Task instructions: Determine which lines of the records include the word "xlabel", and copy them.

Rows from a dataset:

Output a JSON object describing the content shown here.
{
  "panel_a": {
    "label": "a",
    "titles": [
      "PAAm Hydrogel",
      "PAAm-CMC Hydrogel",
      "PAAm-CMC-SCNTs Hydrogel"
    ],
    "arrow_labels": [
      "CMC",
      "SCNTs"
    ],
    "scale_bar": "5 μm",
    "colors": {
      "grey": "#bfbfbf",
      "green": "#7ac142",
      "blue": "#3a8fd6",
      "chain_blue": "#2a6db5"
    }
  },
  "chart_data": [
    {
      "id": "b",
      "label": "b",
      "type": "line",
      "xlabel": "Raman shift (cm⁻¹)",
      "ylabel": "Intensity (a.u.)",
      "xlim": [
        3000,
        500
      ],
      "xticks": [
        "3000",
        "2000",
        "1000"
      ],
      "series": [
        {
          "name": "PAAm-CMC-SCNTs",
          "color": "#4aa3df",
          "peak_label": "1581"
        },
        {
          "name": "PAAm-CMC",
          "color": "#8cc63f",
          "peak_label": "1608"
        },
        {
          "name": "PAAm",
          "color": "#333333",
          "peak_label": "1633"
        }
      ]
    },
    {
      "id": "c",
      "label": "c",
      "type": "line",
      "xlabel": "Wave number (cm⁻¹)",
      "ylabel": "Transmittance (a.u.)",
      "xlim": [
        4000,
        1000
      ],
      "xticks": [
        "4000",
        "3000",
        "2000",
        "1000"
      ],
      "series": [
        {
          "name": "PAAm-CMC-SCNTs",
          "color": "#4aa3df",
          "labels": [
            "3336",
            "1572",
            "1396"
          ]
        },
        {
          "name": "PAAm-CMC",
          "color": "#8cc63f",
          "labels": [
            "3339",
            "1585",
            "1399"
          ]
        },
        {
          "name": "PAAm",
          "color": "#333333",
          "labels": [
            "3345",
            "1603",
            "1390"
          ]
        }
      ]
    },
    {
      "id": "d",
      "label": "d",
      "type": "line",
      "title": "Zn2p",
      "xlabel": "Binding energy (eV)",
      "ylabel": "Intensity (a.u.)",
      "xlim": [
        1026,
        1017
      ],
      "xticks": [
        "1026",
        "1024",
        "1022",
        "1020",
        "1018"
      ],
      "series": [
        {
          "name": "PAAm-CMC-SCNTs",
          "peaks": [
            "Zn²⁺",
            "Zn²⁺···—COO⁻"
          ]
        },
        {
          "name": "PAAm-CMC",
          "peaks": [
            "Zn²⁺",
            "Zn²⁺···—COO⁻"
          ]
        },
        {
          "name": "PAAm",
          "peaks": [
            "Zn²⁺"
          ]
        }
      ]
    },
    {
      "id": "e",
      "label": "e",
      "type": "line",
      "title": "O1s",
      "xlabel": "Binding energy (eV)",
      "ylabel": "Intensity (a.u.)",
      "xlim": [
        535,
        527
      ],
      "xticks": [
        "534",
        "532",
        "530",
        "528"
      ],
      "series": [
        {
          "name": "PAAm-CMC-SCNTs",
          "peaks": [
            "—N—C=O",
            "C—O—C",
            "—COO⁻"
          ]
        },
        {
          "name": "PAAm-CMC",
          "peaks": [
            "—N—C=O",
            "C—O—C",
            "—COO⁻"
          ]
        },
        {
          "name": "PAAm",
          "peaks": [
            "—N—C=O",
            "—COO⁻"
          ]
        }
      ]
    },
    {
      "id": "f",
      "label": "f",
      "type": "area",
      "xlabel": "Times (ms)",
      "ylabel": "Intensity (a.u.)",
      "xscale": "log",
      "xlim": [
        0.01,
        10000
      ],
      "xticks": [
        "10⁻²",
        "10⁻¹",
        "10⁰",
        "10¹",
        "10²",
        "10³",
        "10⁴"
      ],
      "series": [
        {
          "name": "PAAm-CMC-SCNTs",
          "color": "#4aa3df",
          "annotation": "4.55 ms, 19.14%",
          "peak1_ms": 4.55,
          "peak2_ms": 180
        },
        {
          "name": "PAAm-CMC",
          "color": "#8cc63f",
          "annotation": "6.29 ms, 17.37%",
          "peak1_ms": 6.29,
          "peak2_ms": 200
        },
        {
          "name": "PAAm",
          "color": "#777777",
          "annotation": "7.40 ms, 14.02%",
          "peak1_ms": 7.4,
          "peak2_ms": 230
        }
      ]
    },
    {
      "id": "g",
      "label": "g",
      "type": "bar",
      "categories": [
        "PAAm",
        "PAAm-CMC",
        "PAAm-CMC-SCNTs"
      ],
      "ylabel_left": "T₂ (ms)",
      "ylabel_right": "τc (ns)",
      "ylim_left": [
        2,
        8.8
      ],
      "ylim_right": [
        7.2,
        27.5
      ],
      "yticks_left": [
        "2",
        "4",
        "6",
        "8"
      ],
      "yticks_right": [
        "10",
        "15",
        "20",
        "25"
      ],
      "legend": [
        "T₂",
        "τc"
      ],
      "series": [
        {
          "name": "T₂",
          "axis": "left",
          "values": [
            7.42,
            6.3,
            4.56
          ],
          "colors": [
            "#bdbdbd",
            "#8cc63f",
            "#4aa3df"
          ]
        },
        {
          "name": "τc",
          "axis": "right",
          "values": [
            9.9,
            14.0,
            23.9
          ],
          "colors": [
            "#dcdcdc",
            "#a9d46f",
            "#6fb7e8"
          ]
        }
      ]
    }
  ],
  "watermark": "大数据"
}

The result:
      "xlabel": "Raman shift (cm⁻¹)",
      "xlabel": "Wave number (cm⁻¹)",
      "xlabel": "Binding energy (eV)",
      "xlabel": "Binding energy (eV)",
      "xlabel": "Times (ms)",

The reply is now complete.